Goal of the exercise:
Copy each line below in which the string "this" occurs.

Data shown:
§

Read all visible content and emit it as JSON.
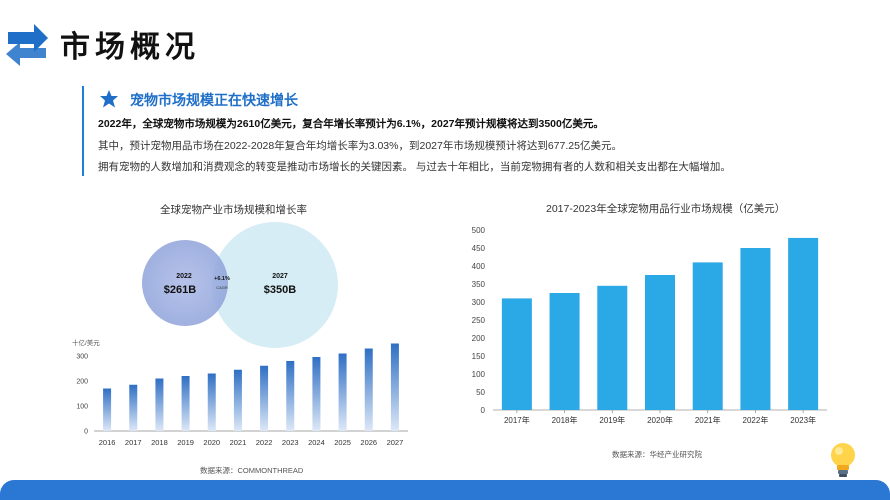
{
  "header": {
    "title": "市场概况"
  },
  "intro": {
    "subtitle": "宠物市场规模正在快速增长",
    "line1": "2022年，全球宠物市场规模为2610亿美元，复合年增长率预计为6.1%，2027年预计规模将达到3500亿美元。",
    "line2": "其中，预计宠物用品市场在2022-2028年复合年均增长率为3.03%，到2027年市场规模预计将达到677.25亿美元。",
    "line3": "拥有宠物的人数增加和消费观念的转变是推动市场增长的关键因素。 与过去十年相比，当前宠物拥有者的人数和相关支出都在大幅增加。"
  },
  "left": {
    "title": "全球宠物产业市场规模和增长率",
    "source": "数据来源：COMMONTHREAD",
    "bubbles": {
      "small": {
        "year": "2022",
        "value": "$261B"
      },
      "big": {
        "year": "2027",
        "value": "$350B"
      },
      "cagr_value": "+6.1%",
      "cagr_label": "CAGR"
    }
  },
  "right": {
    "title": "2017-2023年全球宠物用品行业市场规模（亿美元）",
    "source": "数据来源：华经产业研究院"
  },
  "colors": {
    "accent": "#1f6fc8",
    "bar_right": "#2aa9e6",
    "bar_left": "#2f6fc4",
    "footer": "#2a77d4"
  },
  "chart_data": [
    {
      "type": "bar",
      "title": "全球宠物产业市场规模和增长率",
      "ylabel": "十亿/美元",
      "categories": [
        "2016",
        "2017",
        "2018",
        "2019",
        "2020",
        "2021",
        "2022",
        "2023",
        "2024",
        "2025",
        "2026",
        "2027"
      ],
      "values": [
        170,
        185,
        210,
        220,
        230,
        245,
        261,
        280,
        296,
        310,
        330,
        350
      ],
      "ylim": [
        0,
        300
      ],
      "yticks": [
        0,
        100,
        200,
        300
      ],
      "grid": false
    },
    {
      "type": "bar",
      "title": "2017-2023年全球宠物用品行业市场规模（亿美元）",
      "categories": [
        "2017年",
        "2018年",
        "2019年",
        "2020年",
        "2021年",
        "2022年",
        "2023年"
      ],
      "values": [
        310,
        325,
        345,
        375,
        410,
        450,
        478
      ],
      "ylim": [
        0,
        500
      ],
      "yticks": [
        0,
        50,
        100,
        150,
        200,
        250,
        300,
        350,
        400,
        450,
        500
      ],
      "grid": false
    }
  ]
}
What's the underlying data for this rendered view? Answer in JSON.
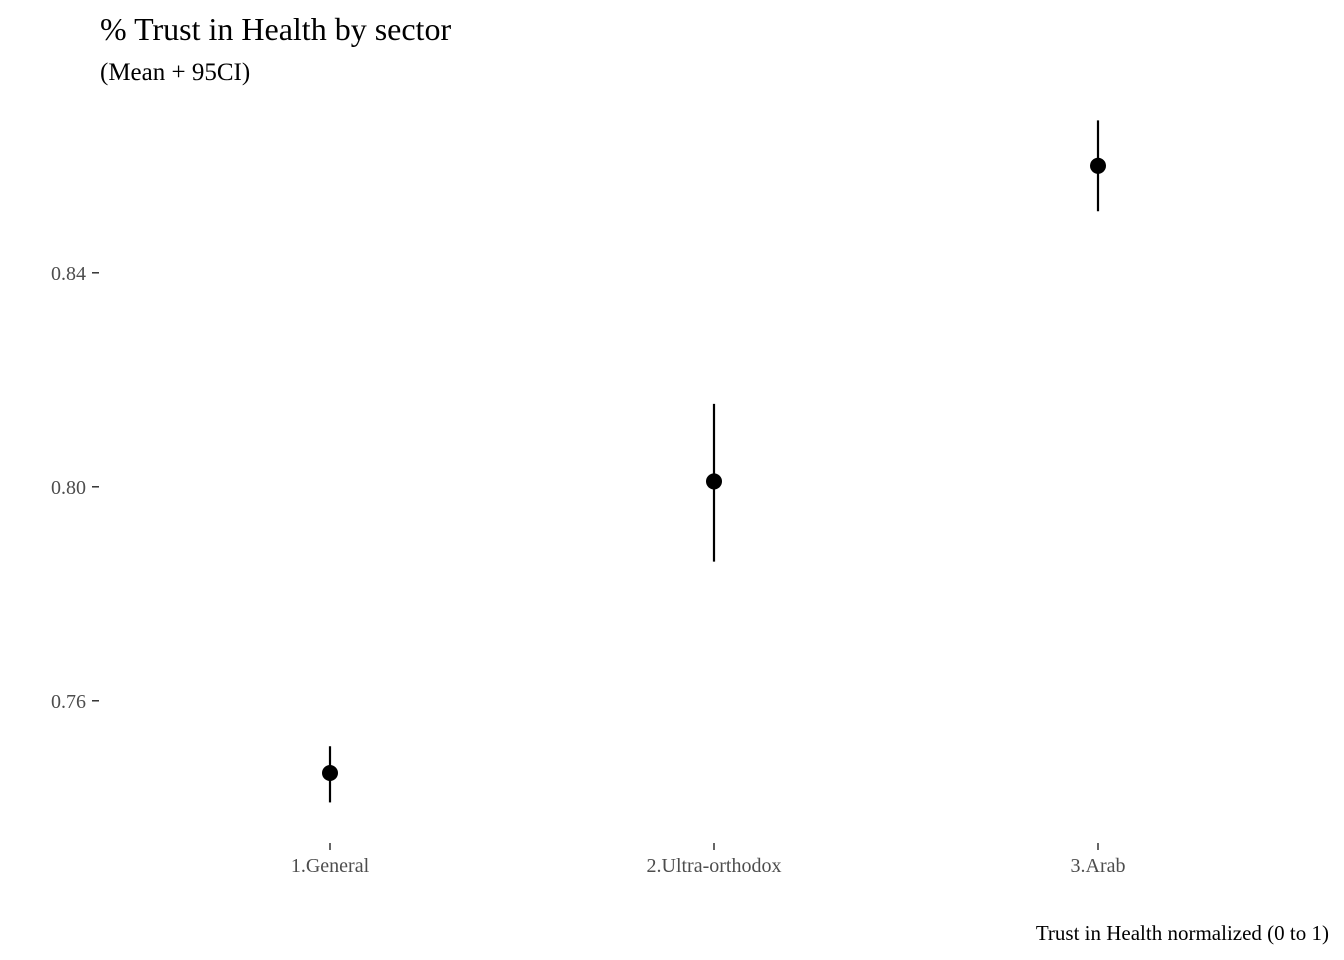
{
  "chart_data": {
    "type": "scatter",
    "title": "% Trust in Health by sector",
    "subtitle": "(Mean + 95CI)",
    "caption": "Trust in Health normalized (0 to 1)",
    "xlabel": "",
    "ylabel": "",
    "categories": [
      "1.General",
      "2.Ultra-orthodox",
      "3.Arab"
    ],
    "series": [
      {
        "mean": [
          0.7465,
          0.801,
          0.86
        ],
        "ci_low": [
          0.741,
          0.786,
          0.8515
        ],
        "ci_high": [
          0.7515,
          0.8155,
          0.8685
        ]
      }
    ],
    "yticks": [
      0.76,
      0.8,
      0.84
    ],
    "ytick_labels": [
      "0.76",
      "0.80",
      "0.84"
    ],
    "ylim": [
      0.7336,
      0.8723
    ],
    "grid": false,
    "legend": "none",
    "colors": {
      "point": "#000000",
      "errorbar": "#000000",
      "axis_text": "#4d4d4d",
      "tick": "#333333"
    }
  }
}
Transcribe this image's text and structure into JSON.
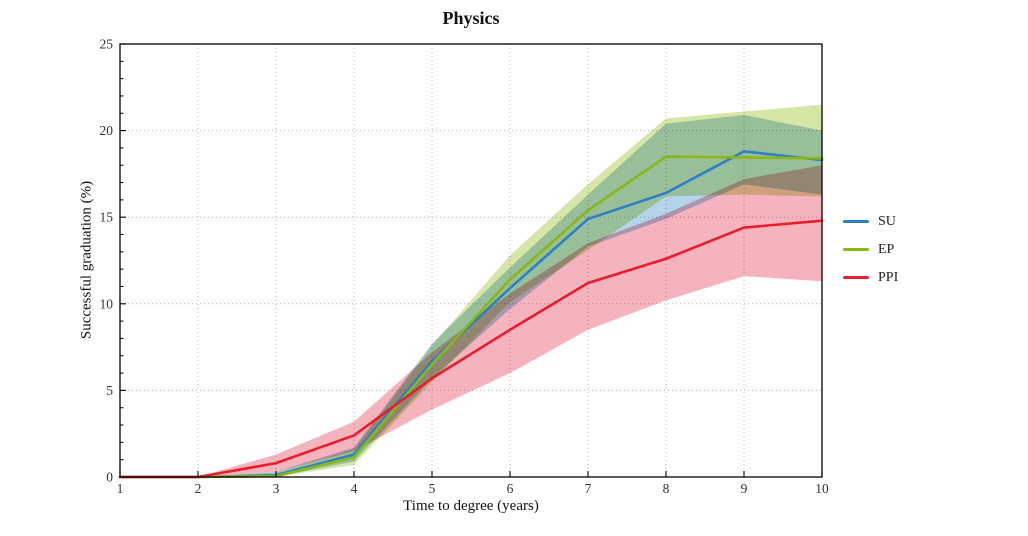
{
  "chart_data": {
    "type": "line",
    "title": "Physics",
    "xlabel": "Time to degree (years)",
    "ylabel": "Successful graduation (%)",
    "xlim": [
      1,
      10
    ],
    "ylim": [
      0,
      25
    ],
    "xticks": [
      1,
      2,
      3,
      4,
      5,
      6,
      7,
      8,
      9,
      10
    ],
    "yticks": [
      0,
      5,
      10,
      15,
      20,
      25
    ],
    "y_minor_tick_step": 1,
    "grid": "dotted gray gridlines at interior x and y major ticks",
    "legend_position": "right of plot, no frame",
    "x": [
      1,
      2,
      3,
      4,
      5,
      6,
      7,
      8,
      9,
      10
    ],
    "series": [
      {
        "name": "SU",
        "color": "#2e7fc3",
        "band_color": "#b5d4ec",
        "values": [
          0,
          0,
          0.1,
          1.3,
          6.7,
          10.9,
          14.9,
          16.4,
          18.8,
          18.3
        ],
        "band_low": [
          0,
          0,
          0.0,
          0.9,
          5.7,
          9.7,
          13.3,
          14.9,
          16.9,
          16.3
        ],
        "band_high": [
          0,
          0,
          0.3,
          1.7,
          7.7,
          12.1,
          16.3,
          20.4,
          20.9,
          20.0
        ]
      },
      {
        "name": "EP",
        "color": "#8ab616",
        "band_color": "#d6e6a6",
        "values": [
          0,
          0,
          0.05,
          1.15,
          6.5,
          11.4,
          15.4,
          18.5,
          18.45,
          18.4
        ],
        "band_low": [
          0,
          0,
          0.0,
          0.7,
          5.5,
          10.1,
          13.1,
          16.2,
          16.3,
          16.2
        ],
        "band_high": [
          0,
          0,
          0.25,
          1.6,
          7.6,
          12.8,
          16.9,
          20.7,
          21.1,
          21.5
        ]
      },
      {
        "name": "PPI",
        "color": "#e61e2e",
        "band_color": "#f5b3bd",
        "values": [
          0,
          0,
          0.8,
          2.4,
          5.7,
          8.5,
          11.2,
          12.6,
          14.4,
          14.8
        ],
        "band_low": [
          0,
          0,
          0.3,
          1.5,
          3.9,
          6.0,
          8.5,
          10.2,
          11.6,
          11.3
        ],
        "band_high": [
          0,
          0,
          1.3,
          3.2,
          7.2,
          10.6,
          13.5,
          15.2,
          17.2,
          18.0
        ]
      }
    ],
    "style": {
      "background": "#ffffff",
      "spine_color": "#000000",
      "grid_color": "#b3b3b3",
      "tick_label_color": "#333333"
    }
  }
}
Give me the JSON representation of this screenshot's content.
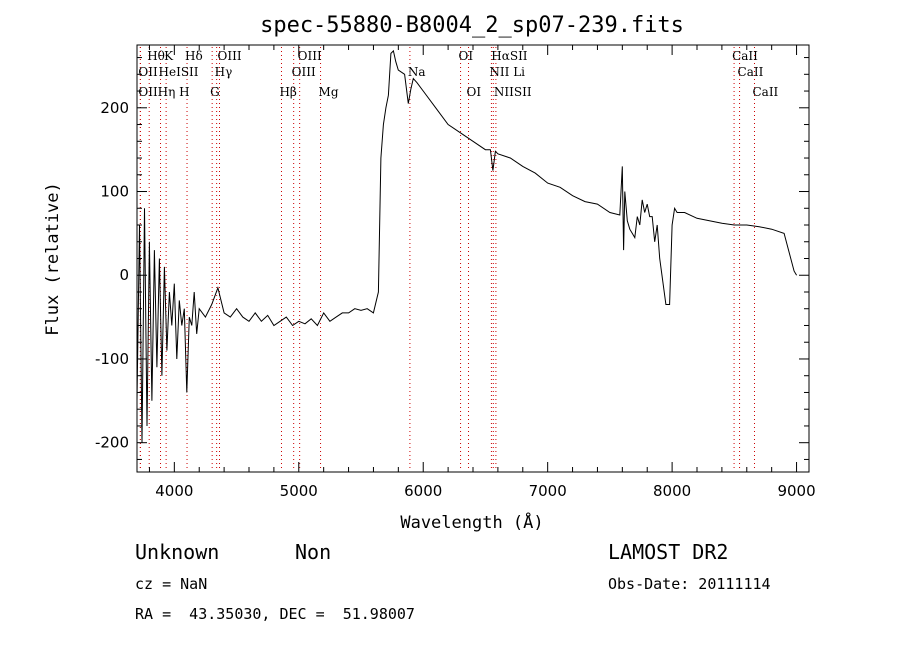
{
  "chart_data": {
    "type": "line",
    "title": "spec-55880-B8004_2_sp07-239.fits",
    "xlabel": "Wavelength (Å)",
    "ylabel": "Flux (relative)",
    "xlim": [
      3700,
      9100
    ],
    "ylim": [
      -235,
      275
    ],
    "xticks": [
      4000,
      5000,
      6000,
      7000,
      8000,
      9000
    ],
    "yticks": [
      -200,
      -100,
      0,
      100,
      200
    ],
    "grid": false,
    "series": [
      {
        "color": "#000000",
        "x": [
          3700,
          3720,
          3740,
          3760,
          3780,
          3800,
          3820,
          3840,
          3860,
          3880,
          3900,
          3920,
          3940,
          3960,
          3980,
          4000,
          4020,
          4040,
          4060,
          4080,
          4100,
          4120,
          4140,
          4160,
          4180,
          4200,
          4250,
          4300,
          4350,
          4400,
          4450,
          4500,
          4550,
          4600,
          4650,
          4700,
          4750,
          4800,
          4850,
          4900,
          4950,
          5000,
          5050,
          5100,
          5150,
          5200,
          5250,
          5300,
          5350,
          5400,
          5450,
          5500,
          5550,
          5600,
          5640,
          5660,
          5680,
          5700,
          5720,
          5740,
          5760,
          5780,
          5800,
          5850,
          5880,
          5900,
          5920,
          5950,
          6000,
          6100,
          6200,
          6300,
          6400,
          6500,
          6540,
          6560,
          6580,
          6600,
          6700,
          6800,
          6900,
          7000,
          7100,
          7200,
          7300,
          7400,
          7500,
          7580,
          7600,
          7610,
          7620,
          7640,
          7660,
          7680,
          7700,
          7720,
          7740,
          7760,
          7780,
          7800,
          7820,
          7840,
          7860,
          7880,
          7900,
          7950,
          7980,
          8000,
          8020,
          8040,
          8100,
          8200,
          8300,
          8400,
          8500,
          8600,
          8700,
          8800,
          8900,
          8980,
          9000
        ],
        "y": [
          -150,
          60,
          -200,
          80,
          -180,
          40,
          -150,
          30,
          -110,
          20,
          -120,
          10,
          -90,
          -20,
          -60,
          -10,
          -100,
          -30,
          -60,
          -40,
          -140,
          -50,
          -60,
          -20,
          -70,
          -40,
          -50,
          -35,
          -15,
          -45,
          -50,
          -40,
          -50,
          -55,
          -45,
          -55,
          -48,
          -60,
          -55,
          -50,
          -60,
          -55,
          -58,
          -52,
          -60,
          -45,
          -55,
          -50,
          -45,
          -45,
          -40,
          -42,
          -40,
          -45,
          -20,
          140,
          180,
          200,
          215,
          265,
          268,
          255,
          245,
          240,
          205,
          222,
          235,
          230,
          220,
          200,
          180,
          170,
          160,
          150,
          150,
          125,
          148,
          145,
          140,
          130,
          122,
          110,
          105,
          95,
          88,
          85,
          75,
          72,
          130,
          30,
          100,
          65,
          55,
          50,
          45,
          70,
          60,
          90,
          75,
          85,
          70,
          70,
          40,
          60,
          20,
          -35,
          -35,
          60,
          80,
          75,
          75,
          68,
          65,
          62,
          60,
          60,
          58,
          55,
          50,
          5,
          0
        ]
      }
    ],
    "spectral_lines": [
      {
        "label": "Hθ",
        "x": 3798,
        "row": 0
      },
      {
        "label": "K",
        "x": 3934,
        "row": 0
      },
      {
        "label": "Hδ",
        "x": 4102,
        "row": 0
      },
      {
        "label": "OIII",
        "x": 4363,
        "row": 0
      },
      {
        "label": "OIII",
        "x": 5007,
        "row": 0
      },
      {
        "label": "OI",
        "x": 6300,
        "row": 0
      },
      {
        "label": "HαSII",
        "x": 6563,
        "row": 0
      },
      {
        "label": "CaII",
        "x": 8498,
        "row": 0
      },
      {
        "label": "OII",
        "x": 3727,
        "row": 1
      },
      {
        "label": "HeISII",
        "x": 3889,
        "row": 1
      },
      {
        "label": "Hγ",
        "x": 4340,
        "row": 1
      },
      {
        "label": "OIII",
        "x": 4959,
        "row": 1
      },
      {
        "label": "Na",
        "x": 5893,
        "row": 1
      },
      {
        "label": "NII Li",
        "x": 6548,
        "row": 1
      },
      {
        "label": "CaII",
        "x": 8542,
        "row": 1
      },
      {
        "label": "OIIHη H",
        "x": 3727,
        "row": 2
      },
      {
        "label": "G",
        "x": 4304,
        "row": 2
      },
      {
        "label": "Hβ",
        "x": 4861,
        "row": 2
      },
      {
        "label": "Mg",
        "x": 5175,
        "row": 2
      },
      {
        "label": "OI",
        "x": 6364,
        "row": 2
      },
      {
        "label": "NIISII",
        "x": 6584,
        "row": 2
      },
      {
        "label": "CaII",
        "x": 8662,
        "row": 2
      }
    ],
    "line_marker_color": "#cc0000"
  },
  "info": {
    "class": "Unknown",
    "subclass": "Non",
    "survey": "LAMOST DR2",
    "cz": "cz = NaN",
    "obs_date": "Obs-Date: 20111114",
    "radec": "RA =  43.35030, DEC =  51.98007"
  }
}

§

Answer in full:
What's the underlying data for this rendered view? Answer in JSON.
Transcribe this image's text and structure into JSON.
Give me the JSON representation of this screenshot's content.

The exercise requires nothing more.